# The input
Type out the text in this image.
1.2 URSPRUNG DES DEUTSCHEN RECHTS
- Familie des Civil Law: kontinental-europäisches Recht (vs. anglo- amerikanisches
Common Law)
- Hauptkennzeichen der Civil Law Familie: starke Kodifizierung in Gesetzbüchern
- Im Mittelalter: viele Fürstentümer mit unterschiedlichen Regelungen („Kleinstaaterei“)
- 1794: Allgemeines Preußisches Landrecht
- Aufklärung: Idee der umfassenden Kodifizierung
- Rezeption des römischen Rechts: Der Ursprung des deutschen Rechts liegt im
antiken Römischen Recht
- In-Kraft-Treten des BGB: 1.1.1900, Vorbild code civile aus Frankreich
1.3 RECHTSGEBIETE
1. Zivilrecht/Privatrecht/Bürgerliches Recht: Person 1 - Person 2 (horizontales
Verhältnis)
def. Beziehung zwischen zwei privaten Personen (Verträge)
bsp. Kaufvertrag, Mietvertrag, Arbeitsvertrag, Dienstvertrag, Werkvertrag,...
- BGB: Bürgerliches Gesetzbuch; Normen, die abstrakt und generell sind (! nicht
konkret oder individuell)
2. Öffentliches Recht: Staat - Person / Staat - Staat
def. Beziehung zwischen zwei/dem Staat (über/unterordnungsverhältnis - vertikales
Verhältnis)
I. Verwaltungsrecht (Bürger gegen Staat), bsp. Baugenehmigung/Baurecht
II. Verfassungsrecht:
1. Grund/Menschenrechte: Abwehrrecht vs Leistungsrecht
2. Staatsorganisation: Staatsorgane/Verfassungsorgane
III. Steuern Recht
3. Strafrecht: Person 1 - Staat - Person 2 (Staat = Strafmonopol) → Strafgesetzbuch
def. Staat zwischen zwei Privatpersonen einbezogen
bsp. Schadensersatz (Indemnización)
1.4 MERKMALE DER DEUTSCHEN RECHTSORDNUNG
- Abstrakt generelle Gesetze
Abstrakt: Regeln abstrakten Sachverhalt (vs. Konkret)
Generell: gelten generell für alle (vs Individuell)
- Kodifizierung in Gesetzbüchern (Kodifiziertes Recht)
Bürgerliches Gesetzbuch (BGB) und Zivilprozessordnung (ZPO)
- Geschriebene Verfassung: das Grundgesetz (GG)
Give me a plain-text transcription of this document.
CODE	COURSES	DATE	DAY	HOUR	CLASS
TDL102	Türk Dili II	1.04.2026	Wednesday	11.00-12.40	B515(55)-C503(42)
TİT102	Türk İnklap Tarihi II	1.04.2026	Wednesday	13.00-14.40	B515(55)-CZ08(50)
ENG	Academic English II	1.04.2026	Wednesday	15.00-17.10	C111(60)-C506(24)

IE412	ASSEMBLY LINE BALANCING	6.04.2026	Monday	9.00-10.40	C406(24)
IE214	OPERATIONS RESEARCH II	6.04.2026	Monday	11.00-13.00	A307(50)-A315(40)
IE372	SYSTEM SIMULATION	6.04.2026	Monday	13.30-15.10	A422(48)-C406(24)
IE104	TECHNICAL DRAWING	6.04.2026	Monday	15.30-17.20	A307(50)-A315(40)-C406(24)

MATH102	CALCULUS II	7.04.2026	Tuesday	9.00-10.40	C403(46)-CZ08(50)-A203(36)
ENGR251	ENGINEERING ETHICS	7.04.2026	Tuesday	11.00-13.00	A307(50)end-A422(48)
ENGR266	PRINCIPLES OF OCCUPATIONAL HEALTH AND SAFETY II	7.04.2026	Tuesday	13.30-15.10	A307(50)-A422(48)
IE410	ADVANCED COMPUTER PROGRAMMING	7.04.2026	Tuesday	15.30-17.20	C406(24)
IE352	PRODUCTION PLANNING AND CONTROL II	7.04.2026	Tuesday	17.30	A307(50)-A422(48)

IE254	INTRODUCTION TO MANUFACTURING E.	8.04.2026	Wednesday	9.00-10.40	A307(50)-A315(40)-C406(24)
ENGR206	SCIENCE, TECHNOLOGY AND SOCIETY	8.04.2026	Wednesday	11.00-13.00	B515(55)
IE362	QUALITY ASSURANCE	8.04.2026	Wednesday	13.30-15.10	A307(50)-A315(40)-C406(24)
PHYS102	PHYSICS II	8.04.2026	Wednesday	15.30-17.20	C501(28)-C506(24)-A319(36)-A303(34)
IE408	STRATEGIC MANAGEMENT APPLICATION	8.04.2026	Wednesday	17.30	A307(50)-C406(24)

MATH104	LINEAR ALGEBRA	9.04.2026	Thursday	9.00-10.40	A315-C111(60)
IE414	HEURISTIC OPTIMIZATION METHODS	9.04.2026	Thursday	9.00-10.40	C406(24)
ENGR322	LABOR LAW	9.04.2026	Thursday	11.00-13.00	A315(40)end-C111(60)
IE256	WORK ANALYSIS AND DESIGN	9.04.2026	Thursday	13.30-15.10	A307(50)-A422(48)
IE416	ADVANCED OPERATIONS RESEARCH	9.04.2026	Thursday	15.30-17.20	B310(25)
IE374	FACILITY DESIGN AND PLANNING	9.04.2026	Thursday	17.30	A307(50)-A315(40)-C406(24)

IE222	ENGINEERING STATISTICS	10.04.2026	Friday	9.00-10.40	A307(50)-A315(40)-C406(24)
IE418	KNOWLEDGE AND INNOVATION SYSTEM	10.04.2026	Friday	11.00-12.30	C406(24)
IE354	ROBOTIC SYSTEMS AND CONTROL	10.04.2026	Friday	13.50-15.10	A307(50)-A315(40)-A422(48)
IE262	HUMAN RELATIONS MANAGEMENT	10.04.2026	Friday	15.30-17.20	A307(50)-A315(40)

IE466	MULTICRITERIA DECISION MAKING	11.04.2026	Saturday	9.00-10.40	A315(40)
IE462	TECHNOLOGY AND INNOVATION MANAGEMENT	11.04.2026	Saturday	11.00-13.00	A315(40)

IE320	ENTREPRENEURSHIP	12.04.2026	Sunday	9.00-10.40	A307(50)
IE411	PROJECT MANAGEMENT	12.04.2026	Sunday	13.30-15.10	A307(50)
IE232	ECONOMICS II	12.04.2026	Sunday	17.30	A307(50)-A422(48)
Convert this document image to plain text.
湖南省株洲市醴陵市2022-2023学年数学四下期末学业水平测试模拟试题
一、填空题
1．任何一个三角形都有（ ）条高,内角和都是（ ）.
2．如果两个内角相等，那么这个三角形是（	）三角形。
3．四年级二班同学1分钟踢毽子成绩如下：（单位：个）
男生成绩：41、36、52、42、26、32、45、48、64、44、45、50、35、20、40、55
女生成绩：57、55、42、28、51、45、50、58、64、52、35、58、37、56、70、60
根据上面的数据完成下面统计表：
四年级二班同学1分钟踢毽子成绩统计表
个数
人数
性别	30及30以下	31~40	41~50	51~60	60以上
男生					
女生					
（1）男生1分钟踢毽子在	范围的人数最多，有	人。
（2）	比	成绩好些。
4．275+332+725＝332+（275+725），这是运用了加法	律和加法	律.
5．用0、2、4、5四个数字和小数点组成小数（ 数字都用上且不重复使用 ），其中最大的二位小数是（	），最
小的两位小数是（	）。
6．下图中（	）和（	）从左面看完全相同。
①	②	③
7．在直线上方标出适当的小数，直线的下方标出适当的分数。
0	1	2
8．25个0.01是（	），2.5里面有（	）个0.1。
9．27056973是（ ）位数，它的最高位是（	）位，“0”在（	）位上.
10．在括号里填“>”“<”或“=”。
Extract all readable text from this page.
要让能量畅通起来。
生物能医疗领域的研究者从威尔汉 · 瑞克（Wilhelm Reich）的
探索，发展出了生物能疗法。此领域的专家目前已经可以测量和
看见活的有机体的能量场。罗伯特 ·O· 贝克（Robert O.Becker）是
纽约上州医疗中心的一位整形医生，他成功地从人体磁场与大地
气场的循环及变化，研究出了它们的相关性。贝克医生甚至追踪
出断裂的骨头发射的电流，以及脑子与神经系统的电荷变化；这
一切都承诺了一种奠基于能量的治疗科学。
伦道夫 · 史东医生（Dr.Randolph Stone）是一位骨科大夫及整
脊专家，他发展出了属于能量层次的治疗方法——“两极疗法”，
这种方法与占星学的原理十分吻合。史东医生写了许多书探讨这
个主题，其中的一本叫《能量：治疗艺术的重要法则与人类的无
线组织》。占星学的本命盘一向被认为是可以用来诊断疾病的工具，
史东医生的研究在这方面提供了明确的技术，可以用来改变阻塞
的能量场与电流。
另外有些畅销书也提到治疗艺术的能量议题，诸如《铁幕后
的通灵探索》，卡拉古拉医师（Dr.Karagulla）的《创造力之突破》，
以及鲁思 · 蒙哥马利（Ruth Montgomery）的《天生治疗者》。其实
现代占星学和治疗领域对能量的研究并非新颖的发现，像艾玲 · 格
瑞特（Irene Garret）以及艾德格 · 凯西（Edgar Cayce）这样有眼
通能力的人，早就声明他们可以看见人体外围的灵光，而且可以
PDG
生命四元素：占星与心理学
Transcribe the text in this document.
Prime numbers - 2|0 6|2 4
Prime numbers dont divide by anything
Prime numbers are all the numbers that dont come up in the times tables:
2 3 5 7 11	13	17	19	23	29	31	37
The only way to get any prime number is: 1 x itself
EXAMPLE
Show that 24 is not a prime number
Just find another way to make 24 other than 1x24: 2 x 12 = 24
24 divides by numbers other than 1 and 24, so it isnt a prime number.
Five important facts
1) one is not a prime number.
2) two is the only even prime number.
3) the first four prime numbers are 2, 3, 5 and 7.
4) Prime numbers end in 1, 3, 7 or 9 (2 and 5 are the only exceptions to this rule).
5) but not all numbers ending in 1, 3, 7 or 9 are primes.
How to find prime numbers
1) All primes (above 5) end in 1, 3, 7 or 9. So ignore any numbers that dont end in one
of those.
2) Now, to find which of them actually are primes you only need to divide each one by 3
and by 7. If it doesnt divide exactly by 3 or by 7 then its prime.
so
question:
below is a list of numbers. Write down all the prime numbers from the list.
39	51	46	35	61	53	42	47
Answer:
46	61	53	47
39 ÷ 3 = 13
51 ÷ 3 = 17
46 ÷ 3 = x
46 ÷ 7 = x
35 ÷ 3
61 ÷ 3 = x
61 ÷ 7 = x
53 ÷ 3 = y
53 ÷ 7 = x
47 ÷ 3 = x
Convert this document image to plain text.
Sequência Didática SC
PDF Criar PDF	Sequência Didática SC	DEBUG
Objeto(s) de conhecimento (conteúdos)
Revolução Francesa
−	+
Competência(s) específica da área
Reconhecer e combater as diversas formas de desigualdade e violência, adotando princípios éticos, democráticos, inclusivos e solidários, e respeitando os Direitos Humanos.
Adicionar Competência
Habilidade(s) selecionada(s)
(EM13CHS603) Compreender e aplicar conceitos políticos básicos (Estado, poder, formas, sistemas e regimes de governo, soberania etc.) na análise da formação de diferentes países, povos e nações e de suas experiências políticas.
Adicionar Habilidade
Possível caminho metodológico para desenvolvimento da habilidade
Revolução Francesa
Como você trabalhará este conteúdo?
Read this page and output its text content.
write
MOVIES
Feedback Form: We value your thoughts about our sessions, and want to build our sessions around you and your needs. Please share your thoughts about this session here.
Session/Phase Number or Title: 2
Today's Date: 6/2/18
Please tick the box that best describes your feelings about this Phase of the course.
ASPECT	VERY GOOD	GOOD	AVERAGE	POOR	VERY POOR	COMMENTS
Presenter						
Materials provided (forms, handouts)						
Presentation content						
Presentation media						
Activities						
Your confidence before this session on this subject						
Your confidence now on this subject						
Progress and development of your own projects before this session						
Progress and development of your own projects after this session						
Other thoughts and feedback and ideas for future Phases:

# What the task asks
Where a line above contains the string "Beziehung", copy that line.

# Answer to this exercise
def. Beziehung zwischen zwei privaten Personen (Verträge)
def. Beziehung zwischen zwei/dem Staat (über/unterordnungsverhältnis - vertikales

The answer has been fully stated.